((

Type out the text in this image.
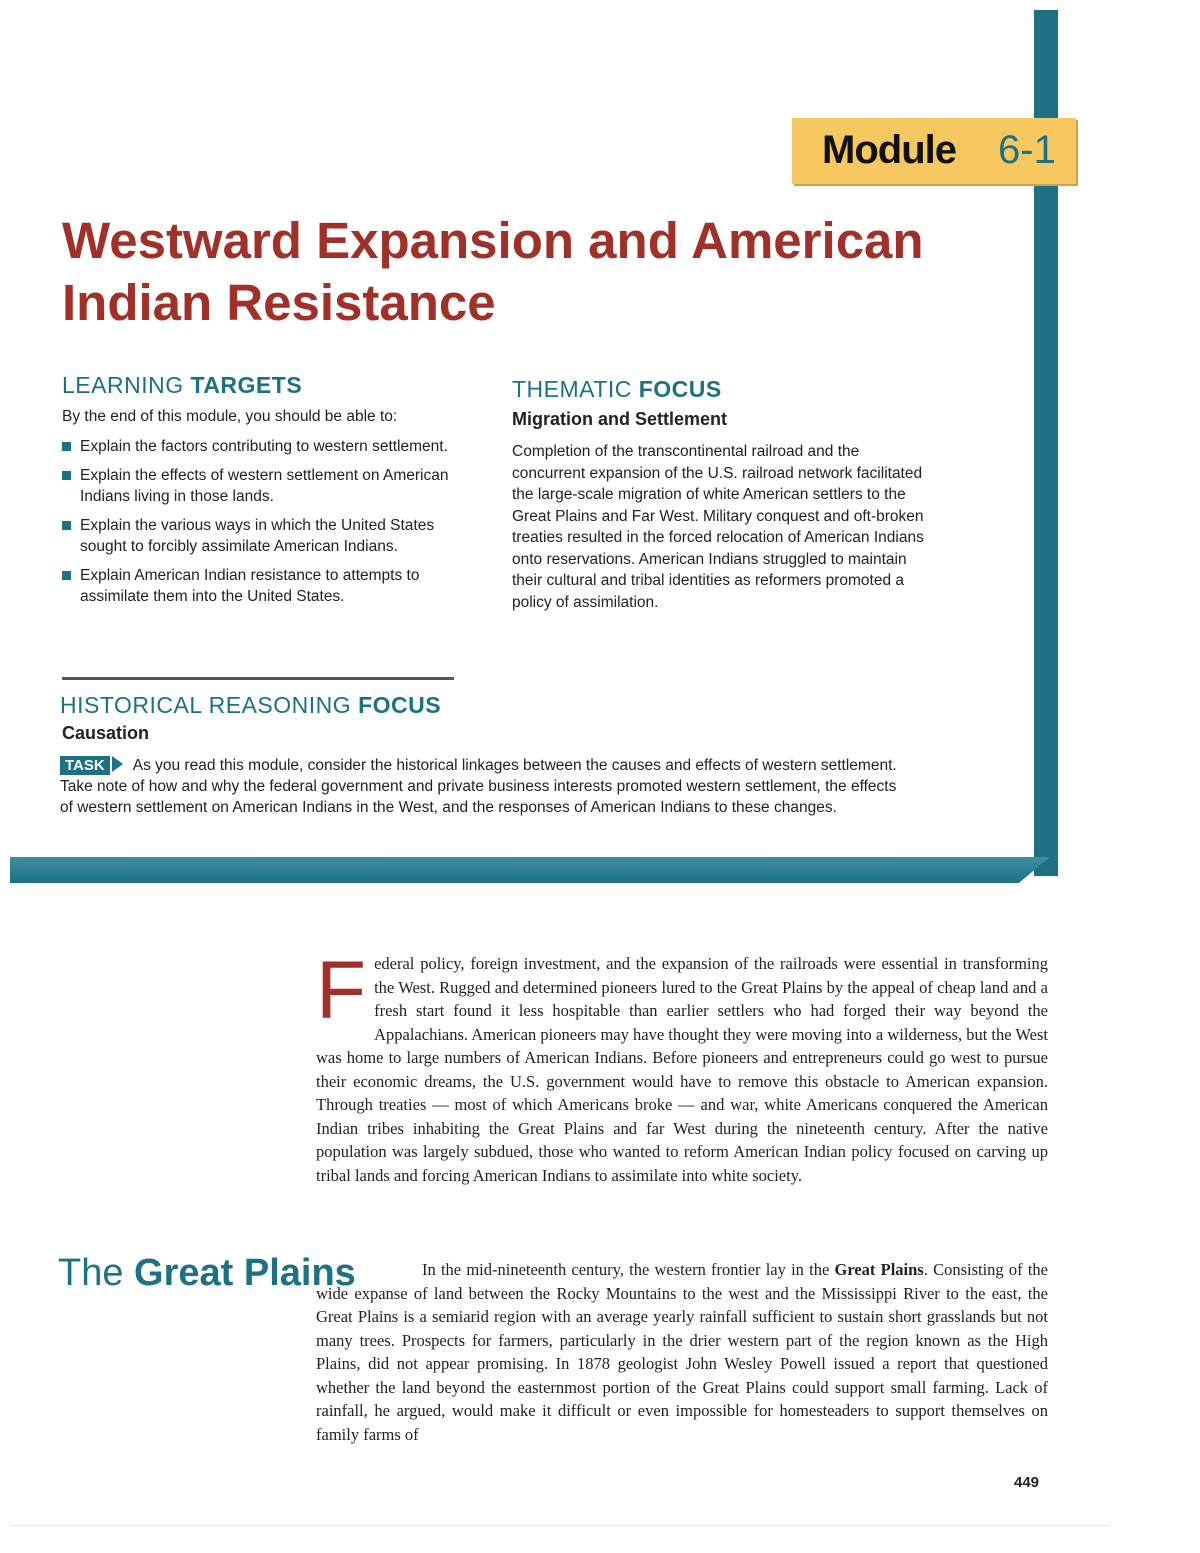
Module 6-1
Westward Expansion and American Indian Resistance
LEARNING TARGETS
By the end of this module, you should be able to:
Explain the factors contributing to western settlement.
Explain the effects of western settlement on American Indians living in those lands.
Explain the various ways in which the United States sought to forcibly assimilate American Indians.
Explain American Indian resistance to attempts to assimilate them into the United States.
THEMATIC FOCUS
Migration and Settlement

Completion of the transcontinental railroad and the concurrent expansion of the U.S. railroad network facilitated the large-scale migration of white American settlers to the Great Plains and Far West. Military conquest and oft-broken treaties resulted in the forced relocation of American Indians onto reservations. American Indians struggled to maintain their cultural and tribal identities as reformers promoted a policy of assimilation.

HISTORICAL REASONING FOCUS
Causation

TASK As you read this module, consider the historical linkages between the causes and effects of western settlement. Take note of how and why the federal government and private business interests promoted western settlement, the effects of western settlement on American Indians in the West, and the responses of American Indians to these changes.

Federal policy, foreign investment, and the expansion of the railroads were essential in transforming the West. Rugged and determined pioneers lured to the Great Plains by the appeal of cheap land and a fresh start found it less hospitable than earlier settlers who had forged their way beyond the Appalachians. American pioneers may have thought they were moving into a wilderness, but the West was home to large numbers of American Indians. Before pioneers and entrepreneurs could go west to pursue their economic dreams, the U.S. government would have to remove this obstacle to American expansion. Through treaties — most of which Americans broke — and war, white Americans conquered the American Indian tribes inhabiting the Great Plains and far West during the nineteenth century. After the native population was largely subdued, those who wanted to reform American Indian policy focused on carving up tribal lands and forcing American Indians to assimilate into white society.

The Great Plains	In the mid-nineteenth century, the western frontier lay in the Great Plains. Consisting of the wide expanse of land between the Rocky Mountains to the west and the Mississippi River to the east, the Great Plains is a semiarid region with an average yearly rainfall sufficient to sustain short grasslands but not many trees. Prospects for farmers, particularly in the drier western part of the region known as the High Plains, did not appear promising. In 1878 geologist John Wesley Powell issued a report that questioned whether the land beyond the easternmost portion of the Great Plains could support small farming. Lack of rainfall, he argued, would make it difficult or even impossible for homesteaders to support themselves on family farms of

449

))

List the lines of the entries that include "United".

Explain the various ways in which the United States sought to forcibly assimilate American Indians.
Explain American Indian resistance to attempts to assimilate them into the United States.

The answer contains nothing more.